-- DATA FOR THIS TASK --
※
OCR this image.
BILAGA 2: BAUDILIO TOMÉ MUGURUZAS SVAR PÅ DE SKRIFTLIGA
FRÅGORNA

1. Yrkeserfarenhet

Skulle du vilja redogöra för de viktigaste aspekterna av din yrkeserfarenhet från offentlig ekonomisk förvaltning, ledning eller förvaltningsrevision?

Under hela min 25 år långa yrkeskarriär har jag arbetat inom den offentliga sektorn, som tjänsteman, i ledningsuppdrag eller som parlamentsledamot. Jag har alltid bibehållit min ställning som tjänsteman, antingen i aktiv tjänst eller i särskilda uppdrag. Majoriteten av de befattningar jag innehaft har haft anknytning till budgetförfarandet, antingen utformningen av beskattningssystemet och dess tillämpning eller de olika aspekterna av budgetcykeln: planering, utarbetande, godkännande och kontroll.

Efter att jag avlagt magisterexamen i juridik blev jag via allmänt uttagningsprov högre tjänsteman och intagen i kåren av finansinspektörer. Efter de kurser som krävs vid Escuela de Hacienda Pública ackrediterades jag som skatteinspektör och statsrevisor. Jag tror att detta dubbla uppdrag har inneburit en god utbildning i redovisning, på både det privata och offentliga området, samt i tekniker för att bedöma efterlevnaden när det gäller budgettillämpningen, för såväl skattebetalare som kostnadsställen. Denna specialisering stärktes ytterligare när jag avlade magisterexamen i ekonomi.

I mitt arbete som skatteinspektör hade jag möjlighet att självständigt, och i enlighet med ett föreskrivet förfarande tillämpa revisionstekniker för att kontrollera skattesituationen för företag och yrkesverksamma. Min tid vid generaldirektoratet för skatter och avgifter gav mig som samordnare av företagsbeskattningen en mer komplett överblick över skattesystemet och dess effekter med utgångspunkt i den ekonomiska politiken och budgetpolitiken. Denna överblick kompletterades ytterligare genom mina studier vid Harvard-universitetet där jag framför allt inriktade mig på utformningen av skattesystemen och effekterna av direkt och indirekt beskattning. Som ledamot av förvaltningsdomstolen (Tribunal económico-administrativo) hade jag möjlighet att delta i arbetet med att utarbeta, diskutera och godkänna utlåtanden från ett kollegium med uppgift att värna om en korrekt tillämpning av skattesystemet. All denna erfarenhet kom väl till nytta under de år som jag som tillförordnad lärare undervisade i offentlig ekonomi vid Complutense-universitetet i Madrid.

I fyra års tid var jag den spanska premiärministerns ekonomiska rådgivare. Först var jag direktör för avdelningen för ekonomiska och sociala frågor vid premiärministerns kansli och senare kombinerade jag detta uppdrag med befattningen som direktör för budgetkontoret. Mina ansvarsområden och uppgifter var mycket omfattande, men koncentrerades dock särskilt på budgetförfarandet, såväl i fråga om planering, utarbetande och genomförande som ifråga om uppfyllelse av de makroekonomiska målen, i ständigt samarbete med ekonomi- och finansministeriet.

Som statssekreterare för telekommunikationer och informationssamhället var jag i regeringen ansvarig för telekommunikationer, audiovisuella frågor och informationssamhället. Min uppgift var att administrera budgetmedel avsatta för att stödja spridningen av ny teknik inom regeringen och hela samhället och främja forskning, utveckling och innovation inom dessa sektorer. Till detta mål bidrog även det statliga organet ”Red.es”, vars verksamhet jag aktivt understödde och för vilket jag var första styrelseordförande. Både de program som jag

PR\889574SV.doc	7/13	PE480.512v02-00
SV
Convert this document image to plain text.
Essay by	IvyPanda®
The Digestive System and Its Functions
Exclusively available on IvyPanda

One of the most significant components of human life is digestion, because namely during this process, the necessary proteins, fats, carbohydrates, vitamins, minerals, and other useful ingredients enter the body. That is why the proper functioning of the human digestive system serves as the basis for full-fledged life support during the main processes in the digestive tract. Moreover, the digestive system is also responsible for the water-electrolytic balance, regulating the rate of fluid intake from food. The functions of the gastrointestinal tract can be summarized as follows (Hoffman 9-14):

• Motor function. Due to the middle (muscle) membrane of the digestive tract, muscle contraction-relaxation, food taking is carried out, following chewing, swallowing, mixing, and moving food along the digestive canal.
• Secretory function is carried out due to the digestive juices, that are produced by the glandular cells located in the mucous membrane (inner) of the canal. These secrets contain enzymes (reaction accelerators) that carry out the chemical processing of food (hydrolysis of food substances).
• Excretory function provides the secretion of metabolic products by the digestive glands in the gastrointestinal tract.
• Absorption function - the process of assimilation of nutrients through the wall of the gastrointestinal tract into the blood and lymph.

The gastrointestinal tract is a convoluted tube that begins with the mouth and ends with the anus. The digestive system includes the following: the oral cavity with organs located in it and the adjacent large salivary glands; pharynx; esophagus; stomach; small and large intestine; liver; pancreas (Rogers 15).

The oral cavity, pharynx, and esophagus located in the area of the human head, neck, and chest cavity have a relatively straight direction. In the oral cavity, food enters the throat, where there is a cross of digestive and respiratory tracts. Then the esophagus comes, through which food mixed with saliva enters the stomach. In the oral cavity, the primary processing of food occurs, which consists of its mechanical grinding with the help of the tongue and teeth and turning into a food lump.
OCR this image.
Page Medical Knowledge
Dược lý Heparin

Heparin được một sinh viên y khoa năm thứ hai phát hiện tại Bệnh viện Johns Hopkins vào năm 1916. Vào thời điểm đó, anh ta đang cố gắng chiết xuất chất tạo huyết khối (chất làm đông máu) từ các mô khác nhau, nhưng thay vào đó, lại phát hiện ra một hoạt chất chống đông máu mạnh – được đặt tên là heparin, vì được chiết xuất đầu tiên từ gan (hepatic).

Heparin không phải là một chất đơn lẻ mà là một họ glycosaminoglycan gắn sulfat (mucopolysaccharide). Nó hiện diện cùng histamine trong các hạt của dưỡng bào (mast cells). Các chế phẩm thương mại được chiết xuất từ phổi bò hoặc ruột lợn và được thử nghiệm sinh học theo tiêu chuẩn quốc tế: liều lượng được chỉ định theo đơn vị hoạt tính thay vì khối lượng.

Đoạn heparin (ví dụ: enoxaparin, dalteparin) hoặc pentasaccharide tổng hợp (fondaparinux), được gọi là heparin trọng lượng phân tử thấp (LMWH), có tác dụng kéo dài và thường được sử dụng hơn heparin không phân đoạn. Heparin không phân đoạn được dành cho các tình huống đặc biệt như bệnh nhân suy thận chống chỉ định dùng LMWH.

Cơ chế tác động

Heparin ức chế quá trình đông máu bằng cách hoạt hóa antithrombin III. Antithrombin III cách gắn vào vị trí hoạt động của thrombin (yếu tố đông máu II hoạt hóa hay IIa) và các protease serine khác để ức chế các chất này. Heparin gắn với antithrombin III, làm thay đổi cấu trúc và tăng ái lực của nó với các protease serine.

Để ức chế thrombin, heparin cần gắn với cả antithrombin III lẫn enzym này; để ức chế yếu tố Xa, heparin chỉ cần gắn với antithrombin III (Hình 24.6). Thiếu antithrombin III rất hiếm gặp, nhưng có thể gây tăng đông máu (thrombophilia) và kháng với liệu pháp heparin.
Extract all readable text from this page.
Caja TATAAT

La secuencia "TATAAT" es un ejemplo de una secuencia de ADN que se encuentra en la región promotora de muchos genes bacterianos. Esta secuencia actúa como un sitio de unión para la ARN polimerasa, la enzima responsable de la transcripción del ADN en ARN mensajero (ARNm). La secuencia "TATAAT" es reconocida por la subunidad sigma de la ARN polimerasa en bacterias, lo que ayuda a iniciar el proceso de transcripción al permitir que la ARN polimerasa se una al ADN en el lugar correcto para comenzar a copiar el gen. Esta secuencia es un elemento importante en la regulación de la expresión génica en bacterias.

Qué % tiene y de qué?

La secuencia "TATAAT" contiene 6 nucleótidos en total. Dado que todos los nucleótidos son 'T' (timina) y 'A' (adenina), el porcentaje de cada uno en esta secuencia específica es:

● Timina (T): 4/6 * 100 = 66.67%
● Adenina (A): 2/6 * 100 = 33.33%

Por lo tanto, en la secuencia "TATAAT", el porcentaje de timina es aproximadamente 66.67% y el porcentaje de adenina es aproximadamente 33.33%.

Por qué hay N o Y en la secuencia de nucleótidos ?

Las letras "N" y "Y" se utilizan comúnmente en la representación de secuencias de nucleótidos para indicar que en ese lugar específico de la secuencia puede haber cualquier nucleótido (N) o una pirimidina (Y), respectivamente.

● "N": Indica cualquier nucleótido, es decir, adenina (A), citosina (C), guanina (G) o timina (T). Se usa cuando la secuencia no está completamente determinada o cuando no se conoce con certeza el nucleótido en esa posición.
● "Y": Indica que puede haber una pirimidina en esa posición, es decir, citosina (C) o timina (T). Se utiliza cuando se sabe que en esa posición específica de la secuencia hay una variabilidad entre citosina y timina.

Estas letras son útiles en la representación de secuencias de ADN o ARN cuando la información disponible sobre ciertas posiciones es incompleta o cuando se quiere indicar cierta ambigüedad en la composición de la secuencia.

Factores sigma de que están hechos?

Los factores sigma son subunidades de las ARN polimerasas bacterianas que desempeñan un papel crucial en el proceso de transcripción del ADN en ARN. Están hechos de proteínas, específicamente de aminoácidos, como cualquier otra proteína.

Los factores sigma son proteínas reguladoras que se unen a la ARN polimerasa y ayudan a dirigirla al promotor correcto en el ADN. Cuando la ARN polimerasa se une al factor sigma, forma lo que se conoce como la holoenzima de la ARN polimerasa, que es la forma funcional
※
-- PROBLEM DETAILS --
Looking at the material, work out the number of lines holding "såväl", and write that number alone.

-- ANSWER --
2